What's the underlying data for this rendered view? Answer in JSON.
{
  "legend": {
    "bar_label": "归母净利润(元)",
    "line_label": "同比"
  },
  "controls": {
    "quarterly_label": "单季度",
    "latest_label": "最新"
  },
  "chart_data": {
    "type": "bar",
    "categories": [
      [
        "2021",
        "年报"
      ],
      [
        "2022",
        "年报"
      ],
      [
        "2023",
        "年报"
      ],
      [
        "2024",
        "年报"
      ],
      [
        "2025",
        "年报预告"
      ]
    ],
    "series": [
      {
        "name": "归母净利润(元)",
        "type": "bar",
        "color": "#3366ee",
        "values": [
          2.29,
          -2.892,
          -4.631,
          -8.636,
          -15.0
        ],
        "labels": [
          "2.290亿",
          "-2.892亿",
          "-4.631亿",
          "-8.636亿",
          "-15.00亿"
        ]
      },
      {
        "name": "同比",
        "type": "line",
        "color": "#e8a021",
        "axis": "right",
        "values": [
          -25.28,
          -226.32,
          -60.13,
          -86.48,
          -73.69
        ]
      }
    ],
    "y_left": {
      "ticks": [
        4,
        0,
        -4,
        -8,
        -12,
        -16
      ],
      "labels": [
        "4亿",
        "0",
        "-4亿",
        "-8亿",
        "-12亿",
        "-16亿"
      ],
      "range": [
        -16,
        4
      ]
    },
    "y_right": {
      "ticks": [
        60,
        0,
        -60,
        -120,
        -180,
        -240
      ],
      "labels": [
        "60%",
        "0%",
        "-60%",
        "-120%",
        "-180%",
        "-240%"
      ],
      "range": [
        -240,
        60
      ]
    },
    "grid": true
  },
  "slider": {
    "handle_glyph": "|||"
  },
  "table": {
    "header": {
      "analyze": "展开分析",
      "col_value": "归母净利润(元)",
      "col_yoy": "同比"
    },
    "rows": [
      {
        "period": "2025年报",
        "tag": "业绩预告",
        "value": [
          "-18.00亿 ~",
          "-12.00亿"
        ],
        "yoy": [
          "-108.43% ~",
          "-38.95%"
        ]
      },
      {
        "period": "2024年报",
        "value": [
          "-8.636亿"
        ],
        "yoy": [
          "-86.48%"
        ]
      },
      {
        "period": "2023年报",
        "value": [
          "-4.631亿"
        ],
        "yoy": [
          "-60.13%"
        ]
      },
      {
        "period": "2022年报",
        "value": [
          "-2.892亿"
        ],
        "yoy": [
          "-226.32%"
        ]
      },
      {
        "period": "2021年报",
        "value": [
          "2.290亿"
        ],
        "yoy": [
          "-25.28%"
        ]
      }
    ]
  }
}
═══
| Aim |
Restate the listing above word for word.

| Result of this task |
What's the underlying data for this rendered view? Answer in JSON.
{
  "legend": {
    "bar_label": "归母净利润(元)",
    "line_label": "同比"
  },
  "controls": {
    "quarterly_label": "单季度",
    "latest_label": "最新"
  },
  "chart_data": {
    "type": "bar",
    "categories": [
      [
        "2021",
        "年报"
      ],
      [
        "2022",
        "年报"
      ],
      [
        "2023",
        "年报"
      ],
      [
        "2024",
        "年报"
      ],
      [
        "2025",
        "年报预告"
      ]
    ],
    "series": [
      {
        "name": "归母净利润(元)",
        "type": "bar",
        "color": "#3366ee",
        "values": [
          2.29,
          -2.892,
          -4.631,
          -8.636,
          -15.0
        ],
        "labels": [
          "2.290亿",
          "-2.892亿",
          "-4.631亿",
          "-8.636亿",
          "-15.00亿"
        ]
      },
      {
        "name": "同比",
        "type": "line",
        "color": "#e8a021",
        "axis": "right",
        "values": [
          -25.28,
          -226.32,
          -60.13,
          -86.48,
          -73.69
        ]
      }
    ],
    "y_left": {
      "ticks": [
        4,
        0,
        -4,
        -8,
        -12,
        -16
      ],
      "labels": [
        "4亿",
        "0",
        "-4亿",
        "-8亿",
        "-12亿",
        "-16亿"
      ],
      "range": [
        -16,
        4
      ]
    },
    "y_right": {
      "ticks": [
        60,
        0,
        -60,
        -120,
        -180,
        -240
      ],
      "labels": [
        "60%",
        "0%",
        "-60%",
        "-120%",
        "-180%",
        "-240%"
      ],
      "range": [
        -240,
        60
      ]
    },
    "grid": true
  },
  "slider": {
    "handle_glyph": "|||"
  },
  "table": {
    "header": {
      "analyze": "展开分析",
      "col_value": "归母净利润(元)",
      "col_yoy": "同比"
    },
    "rows": [
      {
        "period": "2025年报",
        "tag": "业绩预告",
        "value": [
          "-18.00亿 ~",
          "-12.00亿"
        ],
        "yoy": [
          "-108.43% ~",
          "-38.95%"
        ]
      },
      {
        "period": "2024年报",
        "value": [
          "-8.636亿"
        ],
        "yoy": [
          "-86.48%"
        ]
      },
      {
        "period": "2023年报",
        "value": [
          "-4.631亿"
        ],
        "yoy": [
          "-60.13%"
        ]
      },
      {
        "period": "2022年报",
        "value": [
          "-2.892亿"
        ],
        "yoy": [
          "-226.32%"
        ]
      },
      {
        "period": "2021年报",
        "value": [
          "2.290亿"
        ],
        "yoy": [
          "-25.28%"
        ]
      }
    ]
  }
}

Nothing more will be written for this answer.